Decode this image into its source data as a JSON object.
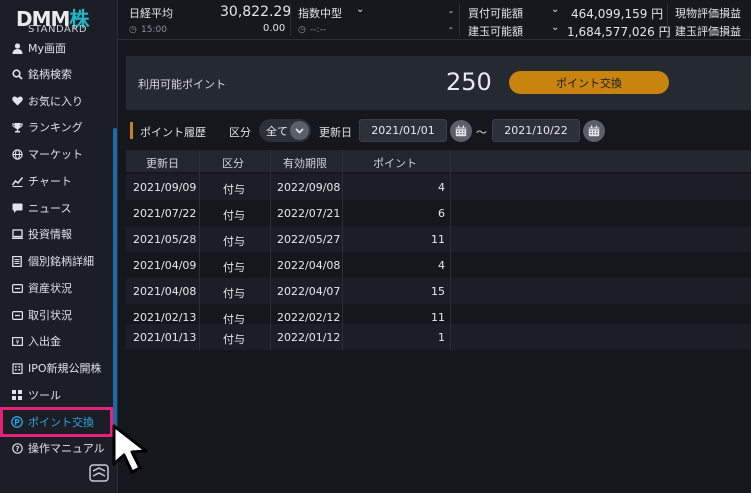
{
  "logo": {
    "brand": "DMM",
    "kabu": "株",
    "edition": "STANDARD"
  },
  "sidebar": {
    "items": [
      {
        "label": "My画面",
        "icon": "person-icon"
      },
      {
        "label": "銘柄検索",
        "icon": "search-icon"
      },
      {
        "label": "お気に入り",
        "icon": "heart-icon"
      },
      {
        "label": "ランキング",
        "icon": "trophy-icon"
      },
      {
        "label": "マーケット",
        "icon": "globe-icon"
      },
      {
        "label": "チャート",
        "icon": "chart-icon"
      },
      {
        "label": "ニュース",
        "icon": "chat-icon"
      },
      {
        "label": "投資情報",
        "icon": "monitor-icon"
      },
      {
        "label": "個別銘柄詳細",
        "icon": "document-icon"
      },
      {
        "label": "資産状況",
        "icon": "wallet-icon"
      },
      {
        "label": "取引状況",
        "icon": "list-icon"
      },
      {
        "label": "入出金",
        "icon": "money-icon"
      },
      {
        "label": "IPO新規公開株",
        "icon": "building-icon"
      },
      {
        "label": "ツール",
        "icon": "grid-icon"
      },
      {
        "label": "ポイント交換",
        "icon": "point-icon",
        "active": true
      },
      {
        "label": "操作マニュアル",
        "icon": "help-icon"
      }
    ]
  },
  "ticker": {
    "index1_name": "日経平均",
    "index1_value": "30,822.29",
    "index1_time": "15:00",
    "index1_change": "0.00",
    "index2_name": "指数中型",
    "index2_value": "-",
    "index2_time": "--:--",
    "index2_change": "-",
    "buying_power_label": "買付可能額",
    "buying_power_value": "464,099,159 円",
    "margin_label": "建玉可能額",
    "margin_value": "1,684,577,026 円",
    "spot_pl_label": "現物評価損益",
    "margin_pl_label": "建玉評価損益"
  },
  "points": {
    "label": "利用可能ポイント",
    "value": "250",
    "exchange_button": "ポイント交換"
  },
  "filter": {
    "history_title": "ポイント履歴",
    "category_label": "区分",
    "category_value": "全て",
    "date_label": "更新日",
    "date_from": "2021/01/01",
    "tilde": "〜",
    "date_to": "2021/10/22"
  },
  "table": {
    "headers": [
      "更新日",
      "区分",
      "有効期限",
      "ポイント"
    ],
    "rows": [
      {
        "date": "2021/09/09",
        "type": "付与",
        "expiry": "2022/09/08",
        "points": "4"
      },
      {
        "date": "2021/07/22",
        "type": "付与",
        "expiry": "2022/07/21",
        "points": "6"
      },
      {
        "date": "2021/05/28",
        "type": "付与",
        "expiry": "2022/05/27",
        "points": "11"
      },
      {
        "date": "2021/04/09",
        "type": "付与",
        "expiry": "2022/04/08",
        "points": "4"
      },
      {
        "date": "2021/04/08",
        "type": "付与",
        "expiry": "2022/04/07",
        "points": "15"
      },
      {
        "date": "2021/02/13",
        "type": "付与",
        "expiry": "2022/02/12",
        "points": "11"
      },
      {
        "date": "2021/01/13",
        "type": "付与",
        "expiry": "2022/01/12",
        "points": "1"
      }
    ]
  },
  "colors": {
    "accent_orange": "#c8840f",
    "highlight_pink": "#e6217a",
    "active_blue": "#2ea3e3",
    "brand_teal": "#1fb7c8"
  }
}
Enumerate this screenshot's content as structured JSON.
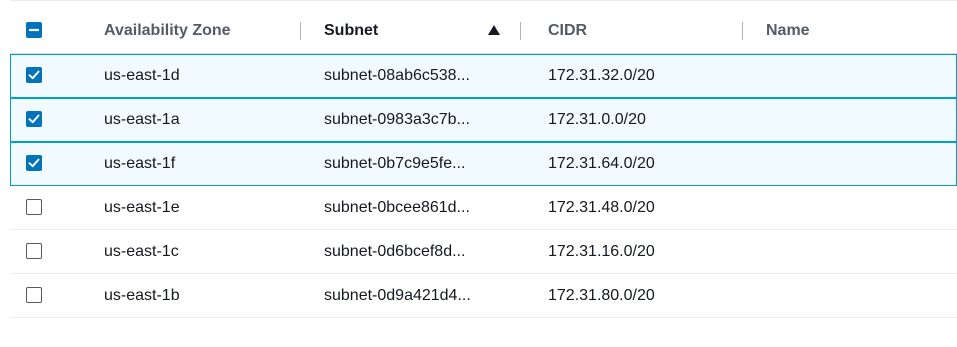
{
  "header": {
    "columns": [
      "Availability Zone",
      "Subnet",
      "CIDR",
      "Name"
    ],
    "sorted_column": "Subnet",
    "sort_direction": "ascending",
    "select_all_state": "indeterminate"
  },
  "rows": [
    {
      "az": "us-east-1d",
      "subnet": "subnet-08ab6c538...",
      "cidr": "172.31.32.0/20",
      "name": "",
      "selected": true
    },
    {
      "az": "us-east-1a",
      "subnet": "subnet-0983a3c7b...",
      "cidr": "172.31.0.0/20",
      "name": "",
      "selected": true
    },
    {
      "az": "us-east-1f",
      "subnet": "subnet-0b7c9e5fe...",
      "cidr": "172.31.64.0/20",
      "name": "",
      "selected": true
    },
    {
      "az": "us-east-1e",
      "subnet": "subnet-0bcee861d...",
      "cidr": "172.31.48.0/20",
      "name": "",
      "selected": false
    },
    {
      "az": "us-east-1c",
      "subnet": "subnet-0d6bcef8d...",
      "cidr": "172.31.16.0/20",
      "name": "",
      "selected": false
    },
    {
      "az": "us-east-1b",
      "subnet": "subnet-0d9a421d4...",
      "cidr": "172.31.80.0/20",
      "name": "",
      "selected": false
    }
  ],
  "colors": {
    "accent": "#0073bb",
    "selected_row_bg": "#f1faff",
    "selected_row_border": "#00a1c9"
  },
  "icons": {
    "select_all": "checkbox-indeterminate-icon",
    "sort": "sort-ascending-icon",
    "row_checked": "checkbox-checked-icon",
    "row_unchecked": "checkbox-unchecked-icon"
  }
}
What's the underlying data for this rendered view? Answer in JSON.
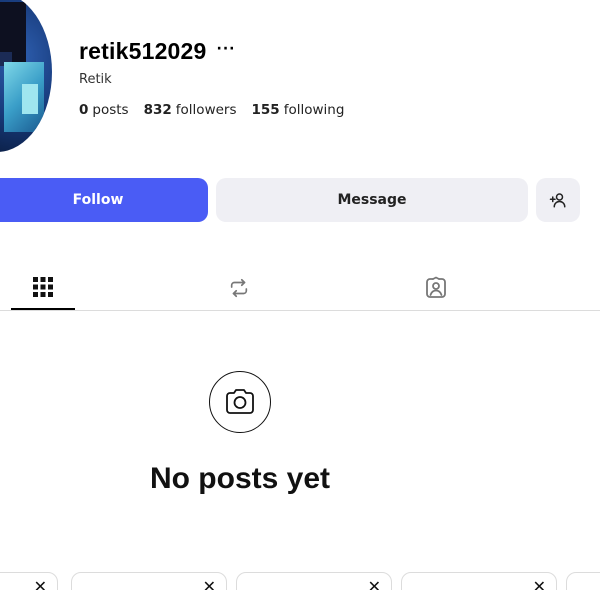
{
  "profile": {
    "username": "retik512029",
    "more_icon": "ellipsis-icon",
    "display_name": "Retik",
    "stats": {
      "posts_count": "0",
      "posts_label": "posts",
      "followers_count": "832",
      "followers_label": "followers",
      "following_count": "155",
      "following_label": "following"
    }
  },
  "actions": {
    "follow_label": "Follow",
    "message_label": "Message",
    "add_user_icon": "add-user-icon"
  },
  "tabs": [
    {
      "name": "grid",
      "icon": "grid-icon",
      "active": true
    },
    {
      "name": "reposts",
      "icon": "repost-icon",
      "active": false
    },
    {
      "name": "tagged",
      "icon": "tagged-person-icon",
      "active": false
    }
  ],
  "empty_state": {
    "icon": "camera-icon",
    "title": "No posts yet"
  },
  "suggestion_cards": [
    {
      "close_icon": "close-icon",
      "close_glyph": "✕"
    },
    {
      "close_icon": "close-icon",
      "close_glyph": "✕"
    },
    {
      "close_icon": "close-icon",
      "close_glyph": "✕"
    },
    {
      "close_icon": "close-icon",
      "close_glyph": "✕"
    }
  ],
  "colors": {
    "accent": "#4a5cf5",
    "secondary_button": "#efeff4",
    "divider": "#dcdcdc"
  }
}
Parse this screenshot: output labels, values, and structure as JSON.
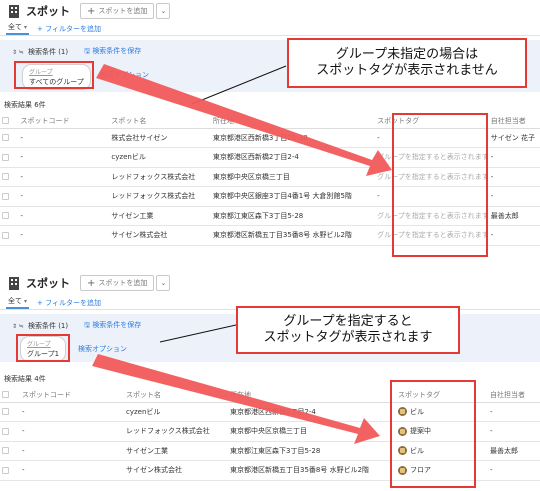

•••

WHAT YOU NEED TO DO =>
Find the word "person" in the data and copy out each line where it turns up.

THE COMPLETED TASK =>
        "icon": "person-icon"
      "icon": "tagged-person-icon",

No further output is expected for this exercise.